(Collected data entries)

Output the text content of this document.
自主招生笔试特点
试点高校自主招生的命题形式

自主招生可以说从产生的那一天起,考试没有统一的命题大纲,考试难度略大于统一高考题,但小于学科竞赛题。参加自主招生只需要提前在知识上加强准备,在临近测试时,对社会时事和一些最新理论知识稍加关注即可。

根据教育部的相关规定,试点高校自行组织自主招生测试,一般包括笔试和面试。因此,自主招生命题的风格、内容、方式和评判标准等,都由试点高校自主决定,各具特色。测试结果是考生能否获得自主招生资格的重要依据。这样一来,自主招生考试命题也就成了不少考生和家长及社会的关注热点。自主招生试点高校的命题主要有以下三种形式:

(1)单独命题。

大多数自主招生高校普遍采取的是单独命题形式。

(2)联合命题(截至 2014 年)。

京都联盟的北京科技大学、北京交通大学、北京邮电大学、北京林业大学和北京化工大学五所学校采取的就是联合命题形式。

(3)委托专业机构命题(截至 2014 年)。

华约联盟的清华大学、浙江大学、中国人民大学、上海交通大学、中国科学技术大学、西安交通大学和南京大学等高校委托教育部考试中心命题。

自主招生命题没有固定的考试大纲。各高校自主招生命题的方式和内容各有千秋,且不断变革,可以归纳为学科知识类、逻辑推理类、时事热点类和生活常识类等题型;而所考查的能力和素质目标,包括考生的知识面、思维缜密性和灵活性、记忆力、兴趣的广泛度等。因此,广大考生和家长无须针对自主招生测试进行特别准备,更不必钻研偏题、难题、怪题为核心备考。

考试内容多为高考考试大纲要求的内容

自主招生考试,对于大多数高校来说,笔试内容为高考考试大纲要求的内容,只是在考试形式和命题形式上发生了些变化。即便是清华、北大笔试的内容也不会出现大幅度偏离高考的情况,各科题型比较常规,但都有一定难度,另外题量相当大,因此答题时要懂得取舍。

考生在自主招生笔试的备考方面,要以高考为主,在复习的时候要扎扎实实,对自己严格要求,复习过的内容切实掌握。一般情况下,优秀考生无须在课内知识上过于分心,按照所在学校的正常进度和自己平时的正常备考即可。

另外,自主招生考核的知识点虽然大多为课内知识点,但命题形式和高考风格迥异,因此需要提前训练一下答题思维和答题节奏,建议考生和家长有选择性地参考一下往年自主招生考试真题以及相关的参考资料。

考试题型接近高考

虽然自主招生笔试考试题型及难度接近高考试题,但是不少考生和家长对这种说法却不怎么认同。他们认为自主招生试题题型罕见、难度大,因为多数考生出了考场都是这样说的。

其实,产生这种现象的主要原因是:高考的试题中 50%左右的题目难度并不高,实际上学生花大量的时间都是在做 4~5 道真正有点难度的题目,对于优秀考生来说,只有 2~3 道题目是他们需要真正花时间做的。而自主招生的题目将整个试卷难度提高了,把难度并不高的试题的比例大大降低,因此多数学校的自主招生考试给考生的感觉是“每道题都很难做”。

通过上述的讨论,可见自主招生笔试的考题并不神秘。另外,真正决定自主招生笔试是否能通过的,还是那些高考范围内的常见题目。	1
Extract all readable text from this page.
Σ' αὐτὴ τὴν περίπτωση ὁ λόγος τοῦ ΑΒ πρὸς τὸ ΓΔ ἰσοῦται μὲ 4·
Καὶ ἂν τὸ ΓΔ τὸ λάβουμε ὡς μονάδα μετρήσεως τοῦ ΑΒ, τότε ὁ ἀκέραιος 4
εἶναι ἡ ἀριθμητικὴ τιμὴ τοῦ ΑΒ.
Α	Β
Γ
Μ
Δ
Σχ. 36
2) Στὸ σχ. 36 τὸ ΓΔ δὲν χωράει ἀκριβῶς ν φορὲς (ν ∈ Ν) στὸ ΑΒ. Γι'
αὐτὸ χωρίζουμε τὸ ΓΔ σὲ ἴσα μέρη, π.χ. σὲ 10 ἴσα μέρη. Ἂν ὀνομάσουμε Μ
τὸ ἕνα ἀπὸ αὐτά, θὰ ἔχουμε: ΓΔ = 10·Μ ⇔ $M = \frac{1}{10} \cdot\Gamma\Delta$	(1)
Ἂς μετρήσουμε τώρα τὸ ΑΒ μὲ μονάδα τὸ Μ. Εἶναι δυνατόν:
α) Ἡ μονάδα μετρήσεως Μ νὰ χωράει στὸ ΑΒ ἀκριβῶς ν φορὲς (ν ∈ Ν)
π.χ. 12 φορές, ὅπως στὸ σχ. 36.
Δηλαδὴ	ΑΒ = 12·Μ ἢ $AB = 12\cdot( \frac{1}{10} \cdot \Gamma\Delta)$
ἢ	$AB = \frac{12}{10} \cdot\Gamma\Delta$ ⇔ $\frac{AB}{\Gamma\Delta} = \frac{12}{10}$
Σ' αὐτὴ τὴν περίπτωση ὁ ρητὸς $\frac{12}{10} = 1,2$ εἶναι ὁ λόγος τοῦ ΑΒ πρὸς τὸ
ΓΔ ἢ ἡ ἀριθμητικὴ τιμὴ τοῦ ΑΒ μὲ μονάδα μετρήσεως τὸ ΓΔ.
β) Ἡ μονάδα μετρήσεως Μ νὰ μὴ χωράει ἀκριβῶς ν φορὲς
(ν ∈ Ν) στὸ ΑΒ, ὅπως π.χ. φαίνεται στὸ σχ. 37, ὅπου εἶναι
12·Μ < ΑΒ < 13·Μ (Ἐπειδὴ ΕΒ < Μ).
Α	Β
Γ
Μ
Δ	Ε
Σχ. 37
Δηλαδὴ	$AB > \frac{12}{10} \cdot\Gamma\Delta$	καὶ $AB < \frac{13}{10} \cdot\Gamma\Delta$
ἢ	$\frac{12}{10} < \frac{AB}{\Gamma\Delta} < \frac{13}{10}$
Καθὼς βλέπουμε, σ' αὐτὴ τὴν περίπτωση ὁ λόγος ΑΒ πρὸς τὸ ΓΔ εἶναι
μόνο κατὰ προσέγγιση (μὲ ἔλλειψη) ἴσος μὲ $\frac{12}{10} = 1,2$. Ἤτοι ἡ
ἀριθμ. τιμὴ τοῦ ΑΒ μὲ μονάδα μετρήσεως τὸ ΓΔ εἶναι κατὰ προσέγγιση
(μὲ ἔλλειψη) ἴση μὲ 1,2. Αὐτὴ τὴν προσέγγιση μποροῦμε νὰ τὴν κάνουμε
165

**What you are asked to do:** Print all of the data exactly as it was given.

**Output below:**
Output the text content of this document.
自主招生笔试特点
试点高校自主招生的命题形式

自主招生可以说从产生的那一天起,考试没有统一的命题大纲,考试难度略大于统一高考题,但小于学科竞赛题。参加自主招生只需要提前在知识上加强准备,在临近测试时,对社会时事和一些最新理论知识稍加关注即可。

根据教育部的相关规定,试点高校自行组织自主招生测试,一般包括笔试和面试。因此,自主招生命题的风格、内容、方式和评判标准等,都由试点高校自主决定,各具特色。测试结果是考生能否获得自主招生资格的重要依据。这样一来,自主招生考试命题也就成了不少考生和家长及社会的关注热点。自主招生试点高校的命题主要有以下三种形式:

(1)单独命题。

大多数自主招生高校普遍采取的是单独命题形式。

(2)联合命题(截至 2014 年)。

京都联盟的北京科技大学、北京交通大学、北京邮电大学、北京林业大学和北京化工大学五所学校采取的就是联合命题形式。

(3)委托专业机构命题(截至 2014 年)。

华约联盟的清华大学、浙江大学、中国人民大学、上海交通大学、中国科学技术大学、西安交通大学和南京大学等高校委托教育部考试中心命题。

自主招生命题没有固定的考试大纲。各高校自主招生命题的方式和内容各有千秋,且不断变革,可以归纳为学科知识类、逻辑推理类、时事热点类和生活常识类等题型;而所考查的能力和素质目标,包括考生的知识面、思维缜密性和灵活性、记忆力、兴趣的广泛度等。因此,广大考生和家长无须针对自主招生测试进行特别准备,更不必钻研偏题、难题、怪题为核心备考。

考试内容多为高考考试大纲要求的内容

自主招生考试,对于大多数高校来说,笔试内容为高考考试大纲要求的内容,只是在考试形式和命题形式上发生了些变化。即便是清华、北大笔试的内容也不会出现大幅度偏离高考的情况,各科题型比较常规,但都有一定难度,另外题量相当大,因此答题时要懂得取舍。

考生在自主招生笔试的备考方面,要以高考为主,在复习的时候要扎扎实实,对自己严格要求,复习过的内容切实掌握。一般情况下,优秀考生无须在课内知识上过于分心,按照所在学校的正常进度和自己平时的正常备考即可。

另外,自主招生考核的知识点虽然大多为课内知识点,但命题形式和高考风格迥异,因此需要提前训练一下答题思维和答题节奏,建议考生和家长有选择性地参考一下往年自主招生考试真题以及相关的参考资料。

考试题型接近高考

虽然自主招生笔试考试题型及难度接近高考试题,但是不少考生和家长对这种说法却不怎么认同。他们认为自主招生试题题型罕见、难度大,因为多数考生出了考场都是这样说的。

其实,产生这种现象的主要原因是:高考的试题中 50%左右的题目难度并不高,实际上学生花大量的时间都是在做 4~5 道真正有点难度的题目,对于优秀考生来说,只有 2~3 道题目是他们需要真正花时间做的。而自主招生的题目将整个试卷难度提高了,把难度并不高的试题的比例大大降低,因此多数学校的自主招生考试给考生的感觉是“每道题都很难做”。

通过上述的讨论,可见自主招生笔试的考题并不神秘。另外,真正决定自主招生笔试是否能通过的,还是那些高考范围内的常见题目。	1
Extract all readable text from this page.
Σ' αὐτὴ τὴν περίπτωση ὁ λόγος τοῦ ΑΒ πρὸς τὸ ΓΔ ἰσοῦται μὲ 4·
Καὶ ἂν τὸ ΓΔ τὸ λάβουμε ὡς μονάδα μετρήσεως τοῦ ΑΒ, τότε ὁ ἀκέραιος 4
εἶναι ἡ ἀριθμητικὴ τιμὴ τοῦ ΑΒ.
Α	Β
Γ
Μ
Δ
Σχ. 36
2) Στὸ σχ. 36 τὸ ΓΔ δὲν χωράει ἀκριβῶς ν φορὲς (ν ∈ Ν) στὸ ΑΒ. Γι'
αὐτὸ χωρίζουμε τὸ ΓΔ σὲ ἴσα μέρη, π.χ. σὲ 10 ἴσα μέρη. Ἂν ὀνομάσουμε Μ
τὸ ἕνα ἀπὸ αὐτά, θὰ ἔχουμε: ΓΔ = 10·Μ ⇔ $M = \frac{1}{10} \cdot\Gamma\Delta$	(1)
Ἂς μετρήσουμε τώρα τὸ ΑΒ μὲ μονάδα τὸ Μ. Εἶναι δυνατόν:
α) Ἡ μονάδα μετρήσεως Μ νὰ χωράει στὸ ΑΒ ἀκριβῶς ν φορὲς (ν ∈ Ν)
π.χ. 12 φορές, ὅπως στὸ σχ. 36.
Δηλαδὴ	ΑΒ = 12·Μ ἢ $AB = 12\cdot( \frac{1}{10} \cdot \Gamma\Delta)$
ἢ	$AB = \frac{12}{10} \cdot\Gamma\Delta$ ⇔ $\frac{AB}{\Gamma\Delta} = \frac{12}{10}$
Σ' αὐτὴ τὴν περίπτωση ὁ ρητὸς $\frac{12}{10} = 1,2$ εἶναι ὁ λόγος τοῦ ΑΒ πρὸς τὸ
ΓΔ ἢ ἡ ἀριθμητικὴ τιμὴ τοῦ ΑΒ μὲ μονάδα μετρήσεως τὸ ΓΔ.
β) Ἡ μονάδα μετρήσεως Μ νὰ μὴ χωράει ἀκριβῶς ν φορὲς
(ν ∈ Ν) στὸ ΑΒ, ὅπως π.χ. φαίνεται στὸ σχ. 37, ὅπου εἶναι
12·Μ < ΑΒ < 13·Μ (Ἐπειδὴ ΕΒ < Μ).
Α	Β
Γ
Μ
Δ	Ε
Σχ. 37
Δηλαδὴ	$AB > \frac{12}{10} \cdot\Gamma\Delta$	καὶ $AB < \frac{13}{10} \cdot\Gamma\Delta$
ἢ	$\frac{12}{10} < \frac{AB}{\Gamma\Delta} < \frac{13}{10}$
Καθὼς βλέπουμε, σ' αὐτὴ τὴν περίπτωση ὁ λόγος ΑΒ πρὸς τὸ ΓΔ εἶναι
μόνο κατὰ προσέγγιση (μὲ ἔλλειψη) ἴσος μὲ $\frac{12}{10} = 1,2$. Ἤτοι ἡ
ἀριθμ. τιμὴ τοῦ ΑΒ μὲ μονάδα μετρήσεως τὸ ΓΔ εἶναι κατὰ προσέγγιση
(μὲ ἔλλειψη) ἴση μὲ 1,2. Αὐτὴ τὴν προσέγγιση μποροῦμε νὰ τὴν κάνουμε
165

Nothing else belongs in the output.